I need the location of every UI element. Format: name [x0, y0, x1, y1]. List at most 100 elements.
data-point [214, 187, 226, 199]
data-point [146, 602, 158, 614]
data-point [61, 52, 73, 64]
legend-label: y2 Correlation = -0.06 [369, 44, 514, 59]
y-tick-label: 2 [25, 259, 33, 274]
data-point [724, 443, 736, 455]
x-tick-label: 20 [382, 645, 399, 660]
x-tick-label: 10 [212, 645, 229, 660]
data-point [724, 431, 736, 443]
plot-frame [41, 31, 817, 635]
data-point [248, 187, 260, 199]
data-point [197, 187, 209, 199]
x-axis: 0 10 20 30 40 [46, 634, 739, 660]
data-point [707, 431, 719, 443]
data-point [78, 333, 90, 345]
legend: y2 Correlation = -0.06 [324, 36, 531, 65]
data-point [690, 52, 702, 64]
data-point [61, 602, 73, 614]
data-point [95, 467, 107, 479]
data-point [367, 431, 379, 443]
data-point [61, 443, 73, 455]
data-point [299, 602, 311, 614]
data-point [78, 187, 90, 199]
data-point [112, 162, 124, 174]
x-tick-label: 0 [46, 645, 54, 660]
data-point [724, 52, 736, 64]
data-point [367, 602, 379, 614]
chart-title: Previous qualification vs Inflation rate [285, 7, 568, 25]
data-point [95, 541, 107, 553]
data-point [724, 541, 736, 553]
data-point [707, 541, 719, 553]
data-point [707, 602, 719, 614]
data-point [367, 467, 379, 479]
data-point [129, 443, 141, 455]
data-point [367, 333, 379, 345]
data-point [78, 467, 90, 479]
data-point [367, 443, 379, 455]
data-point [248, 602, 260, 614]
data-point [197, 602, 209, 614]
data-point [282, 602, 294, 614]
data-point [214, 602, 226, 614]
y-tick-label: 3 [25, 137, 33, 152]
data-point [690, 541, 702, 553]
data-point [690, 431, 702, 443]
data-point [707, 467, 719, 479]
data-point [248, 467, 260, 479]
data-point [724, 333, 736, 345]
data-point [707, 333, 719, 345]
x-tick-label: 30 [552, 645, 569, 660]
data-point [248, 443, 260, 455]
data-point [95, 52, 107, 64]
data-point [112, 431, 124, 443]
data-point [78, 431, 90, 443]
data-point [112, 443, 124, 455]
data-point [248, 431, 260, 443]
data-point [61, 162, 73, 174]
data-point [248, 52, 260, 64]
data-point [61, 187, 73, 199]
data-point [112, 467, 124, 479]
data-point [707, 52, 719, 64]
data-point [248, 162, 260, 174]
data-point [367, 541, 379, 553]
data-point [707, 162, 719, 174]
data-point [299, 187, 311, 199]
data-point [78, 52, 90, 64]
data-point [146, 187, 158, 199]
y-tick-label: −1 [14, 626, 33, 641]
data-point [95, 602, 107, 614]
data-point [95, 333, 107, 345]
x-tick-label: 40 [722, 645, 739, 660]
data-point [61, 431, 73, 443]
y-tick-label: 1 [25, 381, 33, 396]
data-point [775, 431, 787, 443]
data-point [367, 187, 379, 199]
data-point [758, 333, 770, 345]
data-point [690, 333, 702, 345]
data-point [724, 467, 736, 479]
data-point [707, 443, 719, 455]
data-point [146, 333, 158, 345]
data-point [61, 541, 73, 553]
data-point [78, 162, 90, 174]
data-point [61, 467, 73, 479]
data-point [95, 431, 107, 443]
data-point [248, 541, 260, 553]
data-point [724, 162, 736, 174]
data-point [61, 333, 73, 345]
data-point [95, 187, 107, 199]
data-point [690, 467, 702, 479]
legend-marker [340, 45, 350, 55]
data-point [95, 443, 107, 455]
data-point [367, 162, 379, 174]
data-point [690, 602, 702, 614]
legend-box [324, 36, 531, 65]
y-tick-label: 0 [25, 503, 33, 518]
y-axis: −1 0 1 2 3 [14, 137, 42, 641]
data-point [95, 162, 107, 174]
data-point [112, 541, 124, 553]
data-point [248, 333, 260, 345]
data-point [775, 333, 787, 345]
···
→ Exercise description:
Express every line of the rows above as a JSON list of strings, one string per line, leaving out any blank lines.

→ Written solution:
[
  "I need the location of every UI element. Format: name [x0, y0, x1, y1]. List at most 100 elements.",
  "data-point [214, 187, 226, 199]",
  "data-point [146, 602, 158, 614]",
  "data-point [61, 52, 73, 64]",
  "legend-label: y2 Correlation = -0.06 [369, 44, 514, 59]",
  "y-tick-label: 2 [25, 259, 33, 274]",
  "data-point [724, 443, 736, 455]",
  "x-tick-label: 20 [382, 645, 399, 660]",
  "x-tick-label: 10 [212, 645, 229, 660]",
  "data-point [724, 431, 736, 443]",
  "plot-frame [41, 31, 817, 635]",
  "data-point [248, 187, 260, 199]",
  "data-point [197, 187, 209, 199]",
  "x-axis: 0 10 20 30 40 [46, 634, 739, 660]",
  "data-point [707, 431, 719, 443]",
  "data-point [78, 333, 90, 345]",
  "legend: y2 Correlation = -0.06 [324, 36, 531, 65]",
  "data-point [690, 52, 702, 64]",
  "data-point [61, 602, 73, 614]",
  "data-point [95, 467, 107, 479]",
  "data-point [367, 431, 379, 443]",
  "data-point [61, 443, 73, 455]",
  "data-point [299, 602, 311, 614]",
  "data-point [78, 187, 90, 199]",
  "data-point [112, 162, 124, 174]",
  "x-tick-label: 0 [46, 645, 54, 660]",
  "data-point [724, 52, 736, 64]",
  "data-point [367, 602, 379, 614]",
  "chart-title: Previous qualification vs Inflation rate [285, 7, 568, 25]",
  "data-point [95, 541, 107, 553]",
  "data-point [724, 541, 736, 553]",
  "data-point [707, 541, 719, 553]",
  "data-point [707, 602, 719, 614]",
  "data-point [367, 467, 379, 479]",
  "data-point [129, 443, 141, 455]",
  "data-point [367, 333, 379, 345]",
  "data-point [78, 467, 90, 479]",
  "data-point [367, 443, 379, 455]",
  "data-point [248, 602, 260, 614]",
  "data-point [197, 602, 209, 614]",
  "data-point [282, 602, 294, 614]",
  "data-point [214, 602, 226, 614]",
  "y-tick-label: 3 [25, 137, 33, 152]",
  "data-point [690, 541, 702, 553]",
  "data-point [690, 431, 702, 443]",
  "data-point [707, 467, 719, 479]",
  "data-point [248, 467, 260, 479]",
  "data-point [724, 333, 736, 345]",
  "data-point [707, 333, 719, 345]",
  "x-tick-label: 30 [552, 645, 569, 660]",
  "data-point [248, 443, 260, 455]",
  "data-point [95, 52, 107, 64]",
  "data-point [112, 431, 124, 443]",
  "data-point [78, 431, 90, 443]",
  "data-point [112, 443, 124, 455]",
  "data-point [248, 431, 260, 443]",
  "data-point [61, 162, 73, 174]",
  "data-point [248, 52, 260, 64]",
  "data-point [61, 187, 73, 199]",
  "data-point [112, 467, 124, 479]",
  "data-point [707, 52, 719, 64]",
  "data-point [248, 162, 260, 174]",
  "data-point [367, 541, 379, 553]",
  "data-point [707, 162, 719, 174]",
  "data-point [299, 187, 311, 199]",
  "data-point [78, 52, 90, 64]",
  "data-point [146, 187, 158, 199]",
  "y-tick-label: −1 [14, 626, 33, 641]",
  "data-point [95, 602, 107, 614]",
  "data-point [95, 333, 107, 345]",
  "x-tick-label: 40 [722, 645, 739, 660]",
  "data-point [61, 431, 73, 443]",
  "y-tick-label: 1 [25, 381, 33, 396]",
  "data-point [775, 431, 787, 443]",
  "data-point [367, 187, 379, 199]",
  "data-point [758, 333, 770, 345]",
  "data-point [690, 333, 702, 345]",
  "data-point [724, 467, 736, 479]",
  "data-point [707, 443, 719, 455]",
  "data-point [146, 333, 158, 345]",
  "data-point [61, 541, 73, 553]",
  "data-point [78, 162, 90, 174]",
  "data-point [61, 467, 73, 479]",
  "data-point [95, 431, 107, 443]",
  "data-point [248, 541, 260, 553]",
  "data-point [724, 162, 736, 174]",
  "data-point [61, 333, 73, 345]",
  "data-point [95, 187, 107, 199]",
  "data-point [690, 467, 702, 479]",
  "legend-marker [340, 45, 350, 55]",
  "data-point [95, 443, 107, 455]",
  "data-point [367, 162, 379, 174]",
  "data-point [690, 602, 702, 614]",
  "legend-box [324, 36, 531, 65]",
  "y-tick-label: 0 [25, 503, 33, 518]",
  "y-axis: −1 0 1 2 3 [14, 137, 42, 641]",
  "data-point [95, 162, 107, 174]",
  "data-point [112, 541, 124, 553]",
  "data-point [248, 333, 260, 345]",
  "data-point [775, 333, 787, 345]"
]